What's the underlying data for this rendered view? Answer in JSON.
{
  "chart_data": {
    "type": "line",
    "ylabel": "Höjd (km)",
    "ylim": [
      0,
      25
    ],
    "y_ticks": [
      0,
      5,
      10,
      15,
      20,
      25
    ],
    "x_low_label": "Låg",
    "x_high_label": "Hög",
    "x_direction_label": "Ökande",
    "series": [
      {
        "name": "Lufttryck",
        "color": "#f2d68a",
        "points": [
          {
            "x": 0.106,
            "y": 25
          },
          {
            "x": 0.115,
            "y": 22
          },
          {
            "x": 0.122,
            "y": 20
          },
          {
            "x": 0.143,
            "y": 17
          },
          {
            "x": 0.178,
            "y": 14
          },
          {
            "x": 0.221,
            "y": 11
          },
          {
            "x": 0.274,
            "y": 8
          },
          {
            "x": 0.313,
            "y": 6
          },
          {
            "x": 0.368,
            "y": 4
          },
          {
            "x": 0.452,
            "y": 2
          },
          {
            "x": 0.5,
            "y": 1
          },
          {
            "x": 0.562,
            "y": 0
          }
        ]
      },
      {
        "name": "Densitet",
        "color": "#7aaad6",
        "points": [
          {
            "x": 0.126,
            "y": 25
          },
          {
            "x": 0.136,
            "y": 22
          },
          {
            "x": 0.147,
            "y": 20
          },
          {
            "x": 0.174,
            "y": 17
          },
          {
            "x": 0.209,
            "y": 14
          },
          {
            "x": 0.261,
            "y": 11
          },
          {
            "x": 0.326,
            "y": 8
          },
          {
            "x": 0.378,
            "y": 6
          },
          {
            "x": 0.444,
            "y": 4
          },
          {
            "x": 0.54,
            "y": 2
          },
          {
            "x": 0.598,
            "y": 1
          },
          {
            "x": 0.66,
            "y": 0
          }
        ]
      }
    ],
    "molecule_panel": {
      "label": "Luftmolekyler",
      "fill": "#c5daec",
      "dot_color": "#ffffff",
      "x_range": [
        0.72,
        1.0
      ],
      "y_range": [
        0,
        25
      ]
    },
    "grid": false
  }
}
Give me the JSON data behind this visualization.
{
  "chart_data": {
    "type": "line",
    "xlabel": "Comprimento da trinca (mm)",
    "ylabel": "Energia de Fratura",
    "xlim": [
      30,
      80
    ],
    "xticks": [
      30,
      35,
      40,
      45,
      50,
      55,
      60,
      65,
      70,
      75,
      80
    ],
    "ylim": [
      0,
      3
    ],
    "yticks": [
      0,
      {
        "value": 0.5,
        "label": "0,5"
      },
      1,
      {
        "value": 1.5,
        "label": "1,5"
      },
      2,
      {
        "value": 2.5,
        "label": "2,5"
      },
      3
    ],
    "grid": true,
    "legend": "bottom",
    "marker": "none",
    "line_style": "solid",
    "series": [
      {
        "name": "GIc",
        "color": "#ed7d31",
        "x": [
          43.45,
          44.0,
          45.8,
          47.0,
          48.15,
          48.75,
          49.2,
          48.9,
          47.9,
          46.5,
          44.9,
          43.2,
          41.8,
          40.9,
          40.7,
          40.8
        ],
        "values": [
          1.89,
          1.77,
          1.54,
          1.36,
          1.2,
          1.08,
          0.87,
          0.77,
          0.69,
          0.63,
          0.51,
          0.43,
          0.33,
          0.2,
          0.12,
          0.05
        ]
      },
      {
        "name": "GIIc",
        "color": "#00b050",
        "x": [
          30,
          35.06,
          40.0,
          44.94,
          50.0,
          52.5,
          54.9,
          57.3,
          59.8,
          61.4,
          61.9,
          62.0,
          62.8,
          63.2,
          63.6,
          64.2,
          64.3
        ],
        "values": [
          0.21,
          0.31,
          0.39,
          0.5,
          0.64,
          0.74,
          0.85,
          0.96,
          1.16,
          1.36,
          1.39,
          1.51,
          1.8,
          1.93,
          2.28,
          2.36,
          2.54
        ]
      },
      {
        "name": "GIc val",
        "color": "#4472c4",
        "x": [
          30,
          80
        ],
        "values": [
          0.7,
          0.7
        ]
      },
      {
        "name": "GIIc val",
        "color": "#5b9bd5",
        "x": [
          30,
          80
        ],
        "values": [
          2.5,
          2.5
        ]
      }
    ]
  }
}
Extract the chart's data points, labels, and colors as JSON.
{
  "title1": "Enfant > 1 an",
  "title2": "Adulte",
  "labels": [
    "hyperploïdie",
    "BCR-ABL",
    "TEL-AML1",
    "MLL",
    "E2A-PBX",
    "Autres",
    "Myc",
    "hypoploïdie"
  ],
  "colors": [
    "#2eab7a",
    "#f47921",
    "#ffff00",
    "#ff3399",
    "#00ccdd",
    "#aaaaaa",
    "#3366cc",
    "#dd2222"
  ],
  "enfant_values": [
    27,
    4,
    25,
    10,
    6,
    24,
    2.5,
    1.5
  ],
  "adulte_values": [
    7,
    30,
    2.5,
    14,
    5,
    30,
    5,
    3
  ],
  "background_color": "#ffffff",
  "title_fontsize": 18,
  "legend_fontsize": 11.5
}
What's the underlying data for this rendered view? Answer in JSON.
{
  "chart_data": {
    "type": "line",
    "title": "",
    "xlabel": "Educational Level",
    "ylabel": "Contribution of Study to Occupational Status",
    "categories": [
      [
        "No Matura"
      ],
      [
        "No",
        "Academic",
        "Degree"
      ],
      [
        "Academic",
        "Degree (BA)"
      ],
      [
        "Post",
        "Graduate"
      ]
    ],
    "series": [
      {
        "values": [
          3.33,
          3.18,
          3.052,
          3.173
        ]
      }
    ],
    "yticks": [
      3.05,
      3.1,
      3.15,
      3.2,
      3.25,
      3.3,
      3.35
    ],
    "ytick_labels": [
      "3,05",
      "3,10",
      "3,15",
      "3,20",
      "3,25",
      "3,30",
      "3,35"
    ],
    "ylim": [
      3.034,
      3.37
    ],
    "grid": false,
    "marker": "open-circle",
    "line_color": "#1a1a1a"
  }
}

* * *

**Written problem**
Every entry above should be retyped exactly as shown.

**In response**
What's the underlying data for this rendered view? Answer in JSON.
{
  "chart_data": {
    "type": "line",
    "ylabel": "Höjd (km)",
    "ylim": [
      0,
      25
    ],
    "y_ticks": [
      0,
      5,
      10,
      15,
      20,
      25
    ],
    "x_low_label": "Låg",
    "x_high_label": "Hög",
    "x_direction_label": "Ökande",
    "series": [
      {
        "name": "Lufttryck",
        "color": "#f2d68a",
        "points": [
          {
            "x": 0.106,
            "y": 25
          },
          {
            "x": 0.115,
            "y": 22
          },
          {
            "x": 0.122,
            "y": 20
          },
          {
            "x": 0.143,
            "y": 17
          },
          {
            "x": 0.178,
            "y": 14
          },
          {
            "x": 0.221,
            "y": 11
          },
          {
            "x": 0.274,
            "y": 8
          },
          {
            "x": 0.313,
            "y": 6
          },
          {
            "x": 0.368,
            "y": 4
          },
          {
            "x": 0.452,
            "y": 2
          },
          {
            "x": 0.5,
            "y": 1
          },
          {
            "x": 0.562,
            "y": 0
          }
        ]
      },
      {
        "name": "Densitet",
        "color": "#7aaad6",
        "points": [
          {
            "x": 0.126,
            "y": 25
          },
          {
            "x": 0.136,
            "y": 22
          },
          {
            "x": 0.147,
            "y": 20
          },
          {
            "x": 0.174,
            "y": 17
          },
          {
            "x": 0.209,
            "y": 14
          },
          {
            "x": 0.261,
            "y": 11
          },
          {
            "x": 0.326,
            "y": 8
          },
          {
            "x": 0.378,
            "y": 6
          },
          {
            "x": 0.444,
            "y": 4
          },
          {
            "x": 0.54,
            "y": 2
          },
          {
            "x": 0.598,
            "y": 1
          },
          {
            "x": 0.66,
            "y": 0
          }
        ]
      }
    ],
    "molecule_panel": {
      "label": "Luftmolekyler",
      "fill": "#c5daec",
      "dot_color": "#ffffff",
      "x_range": [
        0.72,
        1.0
      ],
      "y_range": [
        0,
        25
      ]
    },
    "grid": false
  }
}
Give me the JSON data behind this visualization.
{
  "chart_data": {
    "type": "line",
    "xlabel": "Comprimento da trinca (mm)",
    "ylabel": "Energia de Fratura",
    "xlim": [
      30,
      80
    ],
    "xticks": [
      30,
      35,
      40,
      45,
      50,
      55,
      60,
      65,
      70,
      75,
      80
    ],
    "ylim": [
      0,
      3
    ],
    "yticks": [
      0,
      {
        "value": 0.5,
        "label": "0,5"
      },
      1,
      {
        "value": 1.5,
        "label": "1,5"
      },
      2,
      {
        "value": 2.5,
        "label": "2,5"
      },
      3
    ],
    "grid": true,
    "legend": "bottom",
    "marker": "none",
    "line_style": "solid",
    "series": [
      {
        "name": "GIc",
        "color": "#ed7d31",
        "x": [
          43.45,
          44.0,
          45.8,
          47.0,
          48.15,
          48.75,
          49.2,
          48.9,
          47.9,
          46.5,
          44.9,
          43.2,
          41.8,
          40.9,
          40.7,
          40.8
        ],
        "values": [
          1.89,
          1.77,
          1.54,
          1.36,
          1.2,
          1.08,
          0.87,
          0.77,
          0.69,
          0.63,
          0.51,
          0.43,
          0.33,
          0.2,
          0.12,
          0.05
        ]
      },
      {
        "name": "GIIc",
        "color": "#00b050",
        "x": [
          30,
          35.06,
          40.0,
          44.94,
          50.0,
          52.5,
          54.9,
          57.3,
          59.8,
          61.4,
          61.9,
          62.0,
          62.8,
          63.2,
          63.6,
          64.2,
          64.3
        ],
        "values": [
          0.21,
          0.31,
          0.39,
          0.5,
          0.64,
          0.74,
          0.85,
          0.96,
          1.16,
          1.36,
          1.39,
          1.51,
          1.8,
          1.93,
          2.28,
          2.36,
          2.54
        ]
      },
      {
        "name": "GIc val",
        "color": "#4472c4",
        "x": [
          30,
          80
        ],
        "values": [
          0.7,
          0.7
        ]
      },
      {
        "name": "GIIc val",
        "color": "#5b9bd5",
        "x": [
          30,
          80
        ],
        "values": [
          2.5,
          2.5
        ]
      }
    ]
  }
}
Extract the chart's data points, labels, and colors as JSON.
{
  "title1": "Enfant > 1 an",
  "title2": "Adulte",
  "labels": [
    "hyperploïdie",
    "BCR-ABL",
    "TEL-AML1",
    "MLL",
    "E2A-PBX",
    "Autres",
    "Myc",
    "hypoploïdie"
  ],
  "colors": [
    "#2eab7a",
    "#f47921",
    "#ffff00",
    "#ff3399",
    "#00ccdd",
    "#aaaaaa",
    "#3366cc",
    "#dd2222"
  ],
  "enfant_values": [
    27,
    4,
    25,
    10,
    6,
    24,
    2.5,
    1.5
  ],
  "adulte_values": [
    7,
    30,
    2.5,
    14,
    5,
    30,
    5,
    3
  ],
  "background_color": "#ffffff",
  "title_fontsize": 18,
  "legend_fontsize": 11.5
}
What's the underlying data for this rendered view? Answer in JSON.
{
  "chart_data": {
    "type": "line",
    "title": "",
    "xlabel": "Educational Level",
    "ylabel": "Contribution of Study to Occupational Status",
    "categories": [
      [
        "No Matura"
      ],
      [
        "No",
        "Academic",
        "Degree"
      ],
      [
        "Academic",
        "Degree (BA)"
      ],
      [
        "Post",
        "Graduate"
      ]
    ],
    "series": [
      {
        "values": [
          3.33,
          3.18,
          3.052,
          3.173
        ]
      }
    ],
    "yticks": [
      3.05,
      3.1,
      3.15,
      3.2,
      3.25,
      3.3,
      3.35
    ],
    "ytick_labels": [
      "3,05",
      "3,10",
      "3,15",
      "3,20",
      "3,25",
      "3,30",
      "3,35"
    ],
    "ylim": [
      3.034,
      3.37
    ],
    "grid": false,
    "marker": "open-circle",
    "line_color": "#1a1a1a"
  }
}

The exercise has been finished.